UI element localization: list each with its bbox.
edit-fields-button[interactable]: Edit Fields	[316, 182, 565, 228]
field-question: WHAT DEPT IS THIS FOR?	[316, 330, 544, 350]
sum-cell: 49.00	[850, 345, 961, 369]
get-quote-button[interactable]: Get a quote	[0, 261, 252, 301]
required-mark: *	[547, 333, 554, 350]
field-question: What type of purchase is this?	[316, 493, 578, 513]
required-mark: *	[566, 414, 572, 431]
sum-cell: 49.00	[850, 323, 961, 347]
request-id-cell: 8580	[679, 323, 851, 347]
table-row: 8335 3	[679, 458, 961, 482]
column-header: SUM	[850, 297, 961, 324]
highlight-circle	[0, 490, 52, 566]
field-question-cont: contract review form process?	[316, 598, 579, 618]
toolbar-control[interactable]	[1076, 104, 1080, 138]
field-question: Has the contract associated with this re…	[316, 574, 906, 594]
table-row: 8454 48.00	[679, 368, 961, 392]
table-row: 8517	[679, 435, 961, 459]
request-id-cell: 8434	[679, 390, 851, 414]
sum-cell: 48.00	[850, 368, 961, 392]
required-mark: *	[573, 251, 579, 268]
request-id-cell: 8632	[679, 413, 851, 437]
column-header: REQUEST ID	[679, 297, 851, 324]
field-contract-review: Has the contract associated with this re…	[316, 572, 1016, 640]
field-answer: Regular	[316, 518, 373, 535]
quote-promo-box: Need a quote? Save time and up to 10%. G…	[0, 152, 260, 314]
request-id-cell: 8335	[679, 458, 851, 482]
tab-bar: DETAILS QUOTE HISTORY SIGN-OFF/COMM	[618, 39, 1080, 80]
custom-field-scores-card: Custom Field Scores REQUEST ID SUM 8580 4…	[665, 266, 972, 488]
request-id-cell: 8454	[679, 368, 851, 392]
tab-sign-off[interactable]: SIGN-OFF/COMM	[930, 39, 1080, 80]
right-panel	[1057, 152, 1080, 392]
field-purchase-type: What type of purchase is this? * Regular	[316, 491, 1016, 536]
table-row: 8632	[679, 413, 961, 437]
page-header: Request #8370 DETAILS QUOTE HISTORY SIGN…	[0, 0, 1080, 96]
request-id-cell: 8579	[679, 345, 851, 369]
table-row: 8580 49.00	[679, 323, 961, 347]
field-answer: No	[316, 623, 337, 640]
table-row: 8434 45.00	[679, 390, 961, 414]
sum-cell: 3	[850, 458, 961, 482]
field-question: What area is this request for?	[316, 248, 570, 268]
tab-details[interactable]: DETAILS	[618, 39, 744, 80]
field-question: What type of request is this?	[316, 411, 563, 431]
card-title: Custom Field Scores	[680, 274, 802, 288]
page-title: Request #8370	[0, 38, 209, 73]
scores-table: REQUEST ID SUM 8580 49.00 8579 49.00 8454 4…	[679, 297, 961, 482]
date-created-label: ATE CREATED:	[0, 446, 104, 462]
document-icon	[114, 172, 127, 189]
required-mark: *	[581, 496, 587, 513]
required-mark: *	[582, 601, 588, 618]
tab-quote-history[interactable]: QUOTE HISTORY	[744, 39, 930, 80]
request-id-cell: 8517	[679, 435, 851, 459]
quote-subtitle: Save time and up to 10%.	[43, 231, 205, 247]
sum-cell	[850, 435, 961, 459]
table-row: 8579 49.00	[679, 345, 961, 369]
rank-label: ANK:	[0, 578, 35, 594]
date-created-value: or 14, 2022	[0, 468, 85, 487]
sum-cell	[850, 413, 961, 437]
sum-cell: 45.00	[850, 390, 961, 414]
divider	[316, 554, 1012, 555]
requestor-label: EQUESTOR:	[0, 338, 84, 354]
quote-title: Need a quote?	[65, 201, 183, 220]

::::::::

## WRITTEN PROBLEM
Turn the listing above into a Markdown table with two columns, Row and Line. Give each line its own numbered row, in order, and skip blank lines.

## SOLUTION TO THE EXERCISE
| Row | Line |
|---|---|
| 1 | UI element localization: list each with its bbox. |
| 2 | edit-fields-button[interactable]: Edit Fields	[316, 182, 565, 228] |
| 3 | field-question: WHAT DEPT IS THIS FOR?	[316, 330, 544, 350] |
| 4 | sum-cell: 49.00	[850, 345, 961, 369] |
| 5 | get-quote-button[interactable]: Get a quote	[0, 261, 252, 301] |
| 6 | required-mark: *	[547, 333, 554, 350] |
| 7 | field-question: What type of purchase is this?	[316, 493, 578, 513] |
| 8 | required-mark: *	[566, 414, 572, 431] |
| 9 | sum-cell: 49.00	[850, 323, 961, 347] |
| 10 | request-id-cell: 8580	[679, 323, 851, 347] |
| 11 | table-row: 8335 3	[679, 458, 961, 482] |
| 12 | column-header: SUM	[850, 297, 961, 324] |
| 13 | highlight-circle	[0, 490, 52, 566] |
| 14 | field-question-cont: contract review form process?	[316, 598, 579, 618] |
| 15 | toolbar-control[interactable]	[1076, 104, 1080, 138] |
| 16 | field-question: Has the contract associated with this re…	[316, 574, 906, 594] |
| 17 | table-row: 8454 48.00	[679, 368, 961, 392] |
| 18 | table-row: 8517	[679, 435, 961, 459] |
| 19 | request-id-cell: 8434	[679, 390, 851, 414] |
| 20 | sum-cell: 48.00	[850, 368, 961, 392] |
| 21 | required-mark: *	[573, 251, 579, 268] |
| 22 | request-id-cell: 8632	[679, 413, 851, 437] |
| 23 | column-header: REQUEST ID	[679, 297, 851, 324] |
| 24 | field-contract-review: Has the contract associated with this re…	[316, 572, 1016, 640] |
| 25 | field-answer: Regular	[316, 518, 373, 535] |
| 26 | quote-promo-box: Need a quote? Save time and up to 10%. G…	[0, 152, 260, 314] |
| 27 | request-id-cell: 8335	[679, 458, 851, 482] |
| 28 | tab-bar: DETAILS QUOTE HISTORY SIGN-OFF/COMM	[618, 39, 1080, 80] |
| 29 | custom-field-scores-card: Custom Field Scores REQUEST ID SUM 8580 4…	[665, 266, 972, 488] |
| 30 | request-id-cell: 8454	[679, 368, 851, 392] |
| 31 | tab-sign-off[interactable]: SIGN-OFF/COMM	[930, 39, 1080, 80] |
| 32 | right-panel	[1057, 152, 1080, 392] |
| 33 | field-purchase-type: What type of purchase is this? * Regular	[316, 491, 1016, 536] |
| 34 | table-row: 8632	[679, 413, 961, 437] |
| 35 | page-header: Request #8370 DETAILS QUOTE HISTORY SIGN…	[0, 0, 1080, 96] |
| 36 | request-id-cell: 8579	[679, 345, 851, 369] |
| 37 | table-row: 8580 49.00	[679, 323, 961, 347] |
| 38 | field-answer: No	[316, 623, 337, 640] |
| 39 | table-row: 8434 45.00	[679, 390, 961, 414] |
| 40 | sum-cell: 3	[850, 458, 961, 482] |
| 41 | field-question: What area is this request for?	[316, 248, 570, 268] |
| 42 | tab-details[interactable]: DETAILS	[618, 39, 744, 80] |
| 43 | field-question: What type of request is this?	[316, 411, 563, 431] |
| 44 | card-title: Custom Field Scores	[680, 274, 802, 288] |
| 45 | page-title: Request #8370	[0, 38, 209, 73] |
| 46 | scores-table: REQUEST ID SUM 8580 49.00 8579 49.00 8454 4…	[679, 297, 961, 482] |
| 47 | date-created-label: ATE CREATED:	[0, 446, 104, 462] |
| 48 | document-icon	[114, 172, 127, 189] |
| 49 | required-mark: *	[581, 496, 587, 513] |
| 50 | required-mark: *	[582, 601, 588, 618] |
| 51 | tab-quote-history[interactable]: QUOTE HISTORY	[744, 39, 930, 80] |
| 52 | request-id-cell: 8517	[679, 435, 851, 459] |
| 53 | quote-subtitle: Save time and up to 10%.	[43, 231, 205, 247] |
| 54 | sum-cell	[850, 435, 961, 459] |
| 55 | table-row: 8579 49.00	[679, 345, 961, 369] |
| 56 | rank-label: ANK:	[0, 578, 35, 594] |
| 57 | date-created-value: or 14, 2022	[0, 468, 85, 487] |
| 58 | sum-cell	[850, 413, 961, 437] |
| 59 | sum-cell: 45.00	[850, 390, 961, 414] |
| 60 | divider	[316, 554, 1012, 555] |
| 61 | requestor-label: EQUESTOR:	[0, 338, 84, 354] |
| 62 | quote-title: Need a quote?	[65, 201, 183, 220] |